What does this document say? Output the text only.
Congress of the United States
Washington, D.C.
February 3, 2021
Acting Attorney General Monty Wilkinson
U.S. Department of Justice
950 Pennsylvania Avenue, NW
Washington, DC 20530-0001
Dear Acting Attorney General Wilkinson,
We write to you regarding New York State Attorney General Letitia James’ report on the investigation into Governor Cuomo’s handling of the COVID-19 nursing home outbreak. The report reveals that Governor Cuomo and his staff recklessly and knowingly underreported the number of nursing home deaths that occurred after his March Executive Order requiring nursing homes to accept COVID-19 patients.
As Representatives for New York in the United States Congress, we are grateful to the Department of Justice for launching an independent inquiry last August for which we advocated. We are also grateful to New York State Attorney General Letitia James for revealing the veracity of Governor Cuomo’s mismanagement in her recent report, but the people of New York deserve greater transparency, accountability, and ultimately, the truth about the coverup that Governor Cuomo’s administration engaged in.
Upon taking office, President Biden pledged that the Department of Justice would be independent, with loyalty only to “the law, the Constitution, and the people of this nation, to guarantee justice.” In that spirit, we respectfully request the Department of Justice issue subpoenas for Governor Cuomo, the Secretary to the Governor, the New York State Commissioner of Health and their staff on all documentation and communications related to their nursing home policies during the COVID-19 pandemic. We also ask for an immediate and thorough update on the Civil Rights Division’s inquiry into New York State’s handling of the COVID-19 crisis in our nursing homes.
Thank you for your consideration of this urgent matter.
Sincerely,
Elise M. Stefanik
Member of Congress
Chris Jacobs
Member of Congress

**What is needed**.
Repeat the whole listing verbatim.

**Output**.
What does this document say? Output the text only.
Congress of the United States
Washington, D.C.
February 3, 2021
Acting Attorney General Monty Wilkinson
U.S. Department of Justice
950 Pennsylvania Avenue, NW
Washington, DC 20530-0001
Dear Acting Attorney General Wilkinson,
We write to you regarding New York State Attorney General Letitia James’ report on the investigation into Governor Cuomo’s handling of the COVID-19 nursing home outbreak. The report reveals that Governor Cuomo and his staff recklessly and knowingly underreported the number of nursing home deaths that occurred after his March Executive Order requiring nursing homes to accept COVID-19 patients.
As Representatives for New York in the United States Congress, we are grateful to the Department of Justice for launching an independent inquiry last August for which we advocated. We are also grateful to New York State Attorney General Letitia James for revealing the veracity of Governor Cuomo’s mismanagement in her recent report, but the people of New York deserve greater transparency, accountability, and ultimately, the truth about the coverup that Governor Cuomo’s administration engaged in.
Upon taking office, President Biden pledged that the Department of Justice would be independent, with loyalty only to “the law, the Constitution, and the people of this nation, to guarantee justice.” In that spirit, we respectfully request the Department of Justice issue subpoenas for Governor Cuomo, the Secretary to the Governor, the New York State Commissioner of Health and their staff on all documentation and communications related to their nursing home policies during the COVID-19 pandemic. We also ask for an immediate and thorough update on the Civil Rights Division’s inquiry into New York State’s handling of the COVID-19 crisis in our nursing homes.
Thank you for your consideration of this urgent matter.
Sincerely,
Elise M. Stefanik
Member of Congress
Chris Jacobs
Member of Congress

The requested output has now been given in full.